• **Description of the task**: With the pictures left out, write out exactly the lines from the one containing "Serialize everything readable" through the end.

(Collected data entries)
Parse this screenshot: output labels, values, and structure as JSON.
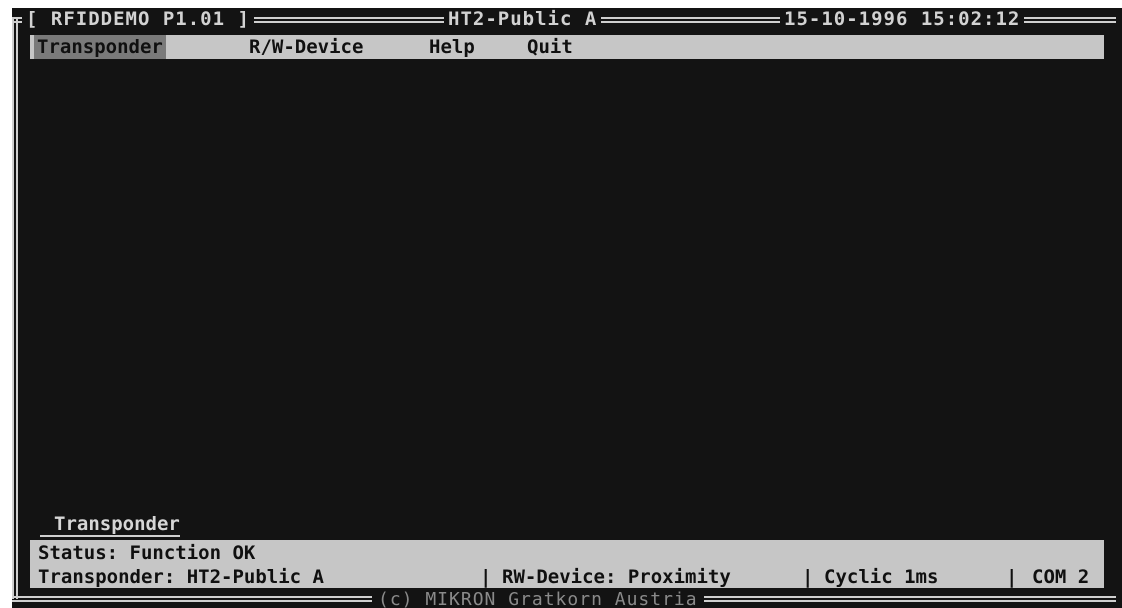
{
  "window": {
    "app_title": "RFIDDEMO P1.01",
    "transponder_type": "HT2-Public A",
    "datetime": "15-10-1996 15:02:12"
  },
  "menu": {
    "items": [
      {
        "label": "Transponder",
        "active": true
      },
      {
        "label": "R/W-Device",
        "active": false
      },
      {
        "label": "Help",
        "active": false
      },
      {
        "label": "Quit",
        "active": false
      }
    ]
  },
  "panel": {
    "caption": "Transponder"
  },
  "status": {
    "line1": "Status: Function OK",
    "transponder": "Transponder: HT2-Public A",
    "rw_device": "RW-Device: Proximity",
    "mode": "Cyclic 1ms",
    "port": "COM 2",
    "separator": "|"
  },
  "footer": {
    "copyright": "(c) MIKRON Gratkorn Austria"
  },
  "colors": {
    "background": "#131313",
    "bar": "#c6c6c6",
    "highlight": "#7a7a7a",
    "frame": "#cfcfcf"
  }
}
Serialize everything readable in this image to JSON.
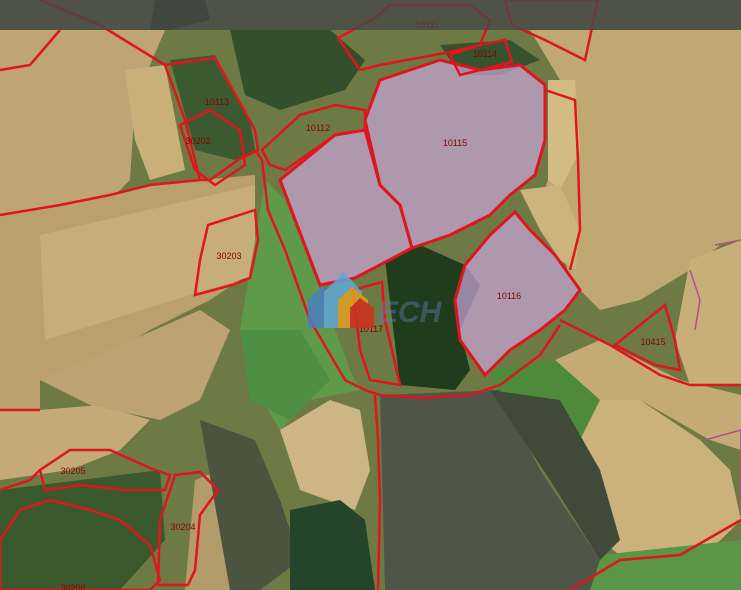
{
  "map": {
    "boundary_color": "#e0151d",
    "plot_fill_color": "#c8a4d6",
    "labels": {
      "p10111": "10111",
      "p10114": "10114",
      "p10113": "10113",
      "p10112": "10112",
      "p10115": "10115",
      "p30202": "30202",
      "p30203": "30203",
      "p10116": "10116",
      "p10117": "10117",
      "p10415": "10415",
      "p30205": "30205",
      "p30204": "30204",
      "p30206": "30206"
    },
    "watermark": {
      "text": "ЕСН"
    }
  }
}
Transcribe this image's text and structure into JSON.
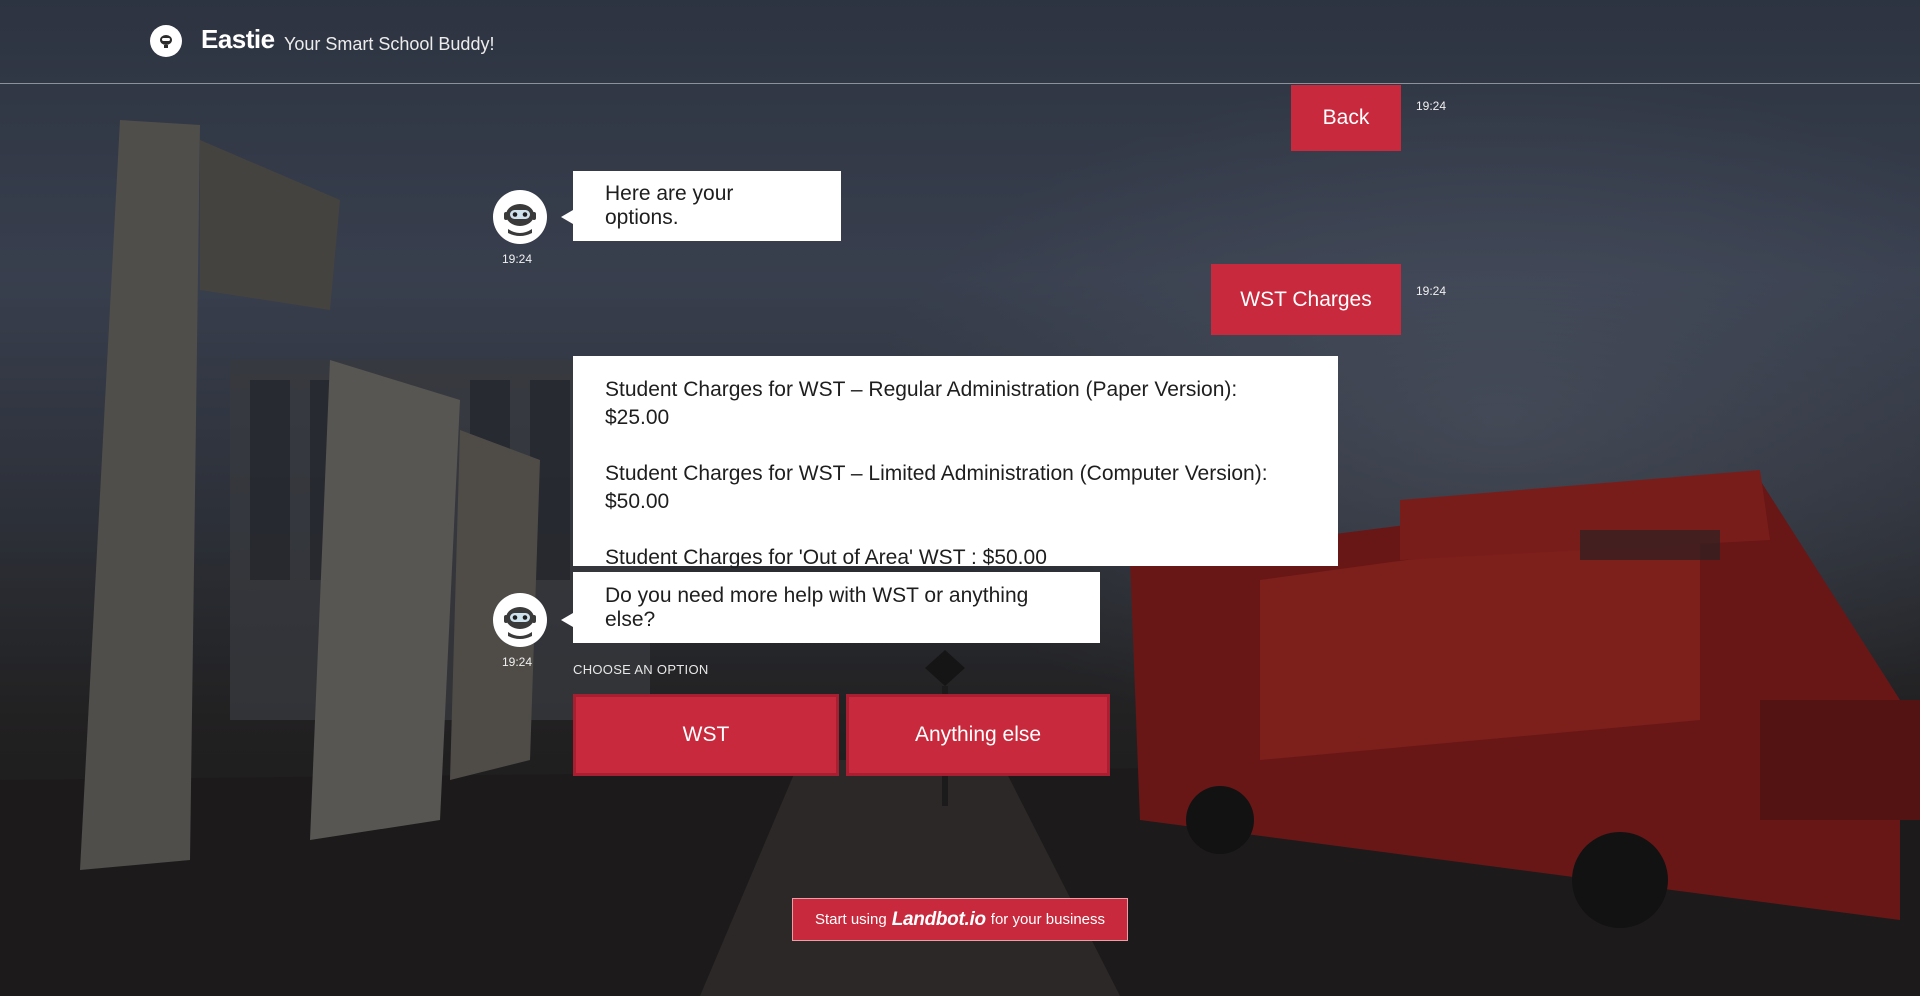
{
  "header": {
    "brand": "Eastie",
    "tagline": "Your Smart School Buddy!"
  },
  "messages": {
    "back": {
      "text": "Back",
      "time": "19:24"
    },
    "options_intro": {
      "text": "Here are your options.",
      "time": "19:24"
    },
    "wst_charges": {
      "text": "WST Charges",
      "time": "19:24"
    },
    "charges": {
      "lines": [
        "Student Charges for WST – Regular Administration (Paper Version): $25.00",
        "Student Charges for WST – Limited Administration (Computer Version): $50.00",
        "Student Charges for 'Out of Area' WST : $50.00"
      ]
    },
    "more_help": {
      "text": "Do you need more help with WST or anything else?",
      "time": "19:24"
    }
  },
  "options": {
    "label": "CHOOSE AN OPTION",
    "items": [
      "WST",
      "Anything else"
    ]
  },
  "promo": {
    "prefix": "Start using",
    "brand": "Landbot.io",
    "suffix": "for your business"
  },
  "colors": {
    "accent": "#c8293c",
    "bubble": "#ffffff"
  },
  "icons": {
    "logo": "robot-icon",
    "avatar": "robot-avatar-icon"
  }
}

• **Reply**:
Serialize everything readable in this image to JSON.
{
  "map": {
    "boundary_color": "#e0151d",
    "plot_fill_color": "#c8a4d6",
    "labels": {
      "p10111": "10111",
      "p10114": "10114",
      "p10113": "10113",
      "p10112": "10112",
      "p10115": "10115",
      "p30202": "30202",
      "p30203": "30203",
      "p10116": "10116",
      "p10117": "10117",
      "p10415": "10415",
      "p30205": "30205",
      "p30204": "30204",
      "p30206": "30206"
    },
    "watermark": {
      "text": "ЕСН"
    }
  }
}
Transcribe this image's text and structure into JSON.
{
  "header": {
    "brand": "Eastie",
    "tagline": "Your Smart School Buddy!"
  },
  "messages": {
    "back": {
      "text": "Back",
      "time": "19:24"
    },
    "options_intro": {
      "text": "Here are your options.",
      "time": "19:24"
    },
    "wst_charges": {
      "text": "WST Charges",
      "time": "19:24"
    },
    "charges": {
      "lines": [
        "Student Charges for WST – Regular Administration (Paper Version): $25.00",
        "Student Charges for WST – Limited Administration (Computer Version): $50.00",
        "Student Charges for 'Out of Area' WST : $50.00"
      ]
    },
    "more_help": {
      "text": "Do you need more help with WST or anything else?",
      "time": "19:24"
    }
  },
  "options": {
    "label": "CHOOSE AN OPTION",
    "items": [
      "WST",
      "Anything else"
    ]
  },
  "promo": {
    "prefix": "Start using",
    "brand": "Landbot.io",
    "suffix": "for your business"
  },
  "colors": {
    "accent": "#c8293c",
    "bubble": "#ffffff"
  },
  "icons": {
    "logo": "robot-icon",
    "avatar": "robot-avatar-icon"
  }
}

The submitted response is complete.